REQUEST:
Omit the pictures, then reproduce every remaining record exactly.

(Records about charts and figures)
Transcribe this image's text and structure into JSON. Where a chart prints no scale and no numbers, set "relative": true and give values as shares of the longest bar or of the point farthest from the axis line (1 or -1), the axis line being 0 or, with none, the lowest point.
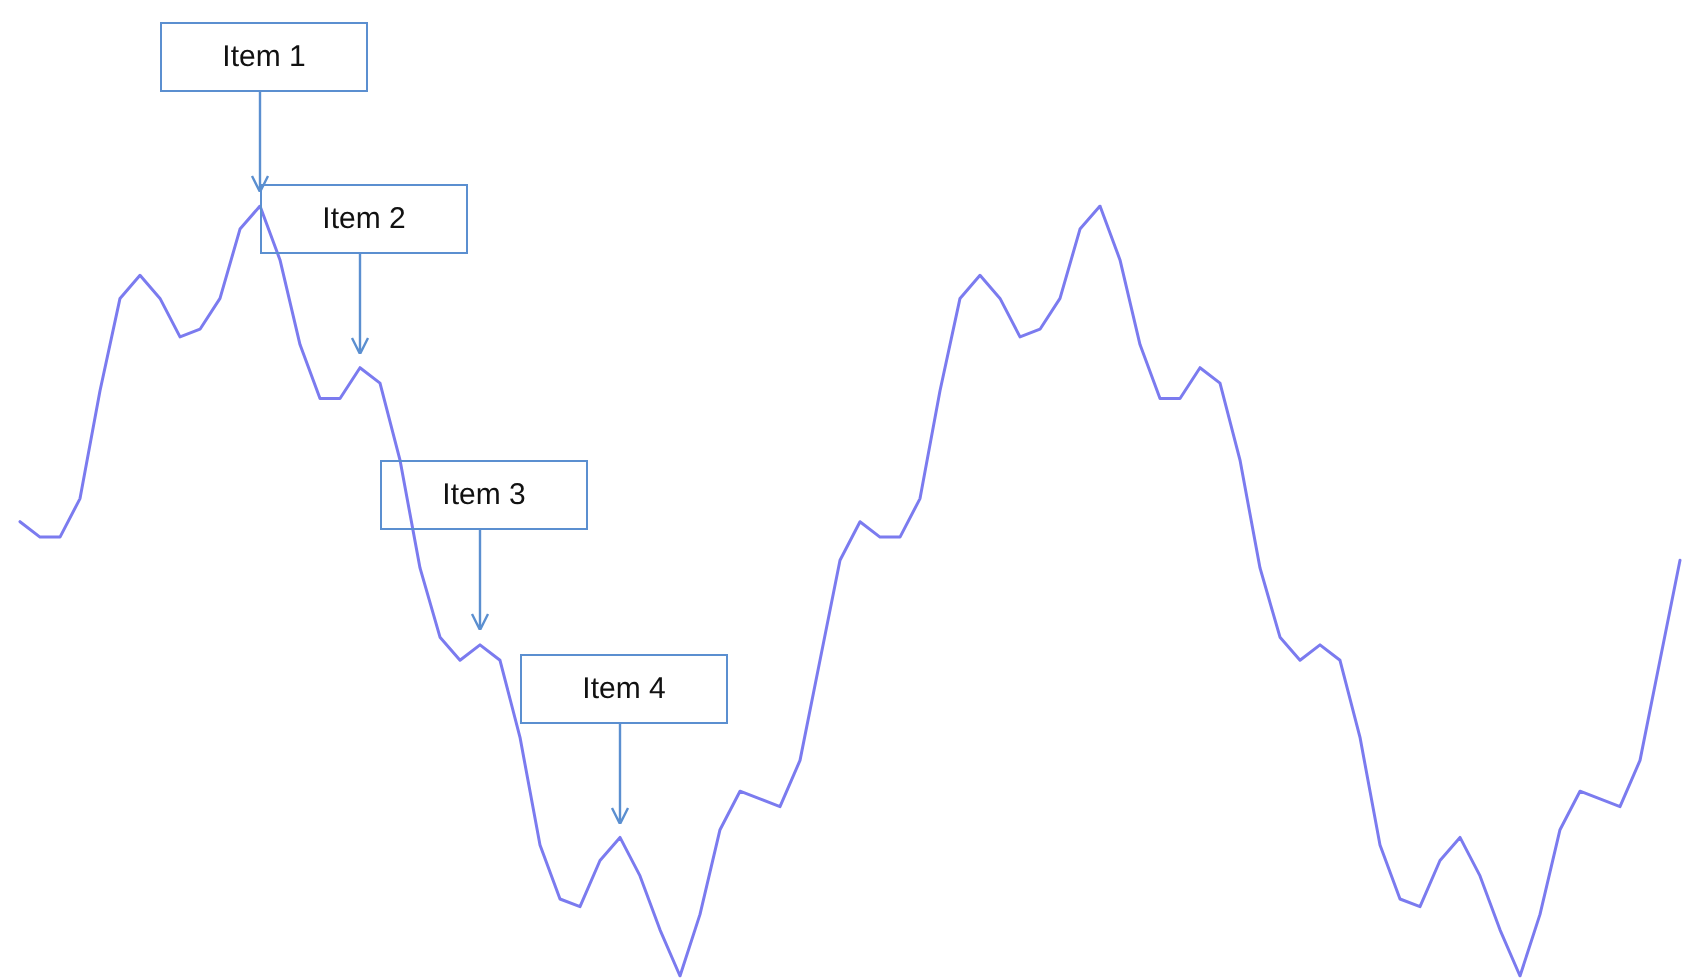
{
  "chart_data": {
    "type": "line",
    "relative": true,
    "color": "#7b7bef",
    "marker": "none",
    "grid": false,
    "categories": [
      null,
      null,
      null,
      null,
      null,
      null,
      null,
      null,
      null,
      null,
      null,
      null,
      null,
      null,
      null,
      null,
      null,
      null,
      null,
      null,
      null,
      null,
      null,
      null,
      null,
      null,
      null,
      null,
      null,
      null,
      null,
      null,
      null,
      null,
      null,
      null,
      null,
      null,
      null,
      null,
      null,
      null,
      null,
      null,
      null,
      null,
      null,
      null,
      null,
      null,
      null,
      null,
      null,
      null,
      null,
      null,
      null,
      null,
      null,
      null,
      null,
      null,
      null,
      null,
      null,
      null,
      null,
      null,
      null,
      null,
      null,
      null,
      null,
      null,
      null,
      null,
      null,
      null,
      null,
      null,
      null,
      null,
      null,
      null
    ],
    "values": [
      0.59,
      0.57,
      0.57,
      0.62,
      0.76,
      0.88,
      0.91,
      0.88,
      0.83,
      0.84,
      0.88,
      0.97,
      1,
      0.93,
      0.82,
      0.75,
      0.75,
      0.79,
      0.77,
      0.67,
      0.53,
      0.44,
      0.41,
      0.43,
      0.41,
      0.31,
      0.17,
      0.1,
      0.09,
      0.15,
      0.18,
      0.13,
      0.06,
      0,
      0.08,
      0.19,
      0.24,
      0.23,
      0.22,
      0.28,
      0.41,
      0.54,
      0.59,
      0.57,
      0.57,
      0.62,
      0.76,
      0.88,
      0.91,
      0.88,
      0.83,
      0.84,
      0.88,
      0.97,
      1,
      0.93,
      0.82,
      0.75,
      0.75,
      0.79,
      0.77,
      0.67,
      0.53,
      0.44,
      0.41,
      0.43,
      0.41,
      0.31,
      0.17,
      0.1,
      0.09,
      0.15,
      0.18,
      0.13,
      0.06,
      0,
      0.08,
      0.19,
      0.24,
      0.23,
      0.22,
      0.28,
      0.41,
      0.54
    ],
    "annotations": [
      {
        "text": "Item 1",
        "y": 1
      },
      {
        "text": "Item 2",
        "y": 0.79
      },
      {
        "text": "Item 3",
        "y": 0.43
      },
      {
        "text": "Item 4",
        "y": 0.18
      }
    ]
  }
}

EXERCISE RESPONSE:
Transcribe this image's text and structure into JSON. Where a chart prints no scale and no numbers, set "relative": true and give values as shares of the longest bar or of the point farthest from the axis line (1 or -1), the axis line being 0 or, with none, the lowest point.
{
  "chart_data": {
    "type": "line",
    "relative": true,
    "color": "#7b7bef",
    "marker": "none",
    "grid": false,
    "categories": [
      null,
      null,
      null,
      null,
      null,
      null,
      null,
      null,
      null,
      null,
      null,
      null,
      null,
      null,
      null,
      null,
      null,
      null,
      null,
      null,
      null,
      null,
      null,
      null,
      null,
      null,
      null,
      null,
      null,
      null,
      null,
      null,
      null,
      null,
      null,
      null,
      null,
      null,
      null,
      null,
      null,
      null,
      null,
      null,
      null,
      null,
      null,
      null,
      null,
      null,
      null,
      null,
      null,
      null,
      null,
      null,
      null,
      null,
      null,
      null,
      null,
      null,
      null,
      null,
      null,
      null,
      null,
      null,
      null,
      null,
      null,
      null,
      null,
      null,
      null,
      null,
      null,
      null,
      null,
      null,
      null,
      null,
      null,
      null
    ],
    "values": [
      0.59,
      0.57,
      0.57,
      0.62,
      0.76,
      0.88,
      0.91,
      0.88,
      0.83,
      0.84,
      0.88,
      0.97,
      1,
      0.93,
      0.82,
      0.75,
      0.75,
      0.79,
      0.77,
      0.67,
      0.53,
      0.44,
      0.41,
      0.43,
      0.41,
      0.31,
      0.17,
      0.1,
      0.09,
      0.15,
      0.18,
      0.13,
      0.06,
      0,
      0.08,
      0.19,
      0.24,
      0.23,
      0.22,
      0.28,
      0.41,
      0.54,
      0.59,
      0.57,
      0.57,
      0.62,
      0.76,
      0.88,
      0.91,
      0.88,
      0.83,
      0.84,
      0.88,
      0.97,
      1,
      0.93,
      0.82,
      0.75,
      0.75,
      0.79,
      0.77,
      0.67,
      0.53,
      0.44,
      0.41,
      0.43,
      0.41,
      0.31,
      0.17,
      0.1,
      0.09,
      0.15,
      0.18,
      0.13,
      0.06,
      0,
      0.08,
      0.19,
      0.24,
      0.23,
      0.22,
      0.28,
      0.41,
      0.54
    ],
    "annotations": [
      {
        "text": "Item 1",
        "y": 1
      },
      {
        "text": "Item 2",
        "y": 0.79
      },
      {
        "text": "Item 3",
        "y": 0.43
      },
      {
        "text": "Item 4",
        "y": 0.18
      }
    ]
  }
}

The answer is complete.